■ GOAL OF THE EXERCISE ■
Set down the full listing exactly, character for character.

-- START SUPPLIED DATA --

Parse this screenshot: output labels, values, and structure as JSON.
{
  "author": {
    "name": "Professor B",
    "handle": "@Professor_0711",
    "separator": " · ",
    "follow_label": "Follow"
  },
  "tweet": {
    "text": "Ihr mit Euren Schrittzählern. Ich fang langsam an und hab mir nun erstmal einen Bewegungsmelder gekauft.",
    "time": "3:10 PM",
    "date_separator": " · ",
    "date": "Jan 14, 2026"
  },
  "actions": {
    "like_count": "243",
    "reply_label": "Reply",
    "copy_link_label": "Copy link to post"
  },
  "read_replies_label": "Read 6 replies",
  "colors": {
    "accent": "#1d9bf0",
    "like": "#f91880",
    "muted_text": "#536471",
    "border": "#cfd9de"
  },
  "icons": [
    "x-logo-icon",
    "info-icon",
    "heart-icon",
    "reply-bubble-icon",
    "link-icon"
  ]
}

-- END SUPPLIED DATA --

■ ANSWER TO THE PROBLEM ■
Parse this screenshot: output labels, values, and structure as JSON.
{
  "author": {
    "name": "Professor B",
    "handle": "@Professor_0711",
    "separator": " · ",
    "follow_label": "Follow"
  },
  "tweet": {
    "text": "Ihr mit Euren Schrittzählern. Ich fang langsam an und hab mir nun erstmal einen Bewegungsmelder gekauft.",
    "time": "3:10 PM",
    "date_separator": " · ",
    "date": "Jan 14, 2026"
  },
  "actions": {
    "like_count": "243",
    "reply_label": "Reply",
    "copy_link_label": "Copy link to post"
  },
  "read_replies_label": "Read 6 replies",
  "colors": {
    "accent": "#1d9bf0",
    "like": "#f91880",
    "muted_text": "#536471",
    "border": "#cfd9de"
  },
  "icons": [
    "x-logo-icon",
    "info-icon",
    "heart-icon",
    "reply-bubble-icon",
    "link-icon"
  ]
}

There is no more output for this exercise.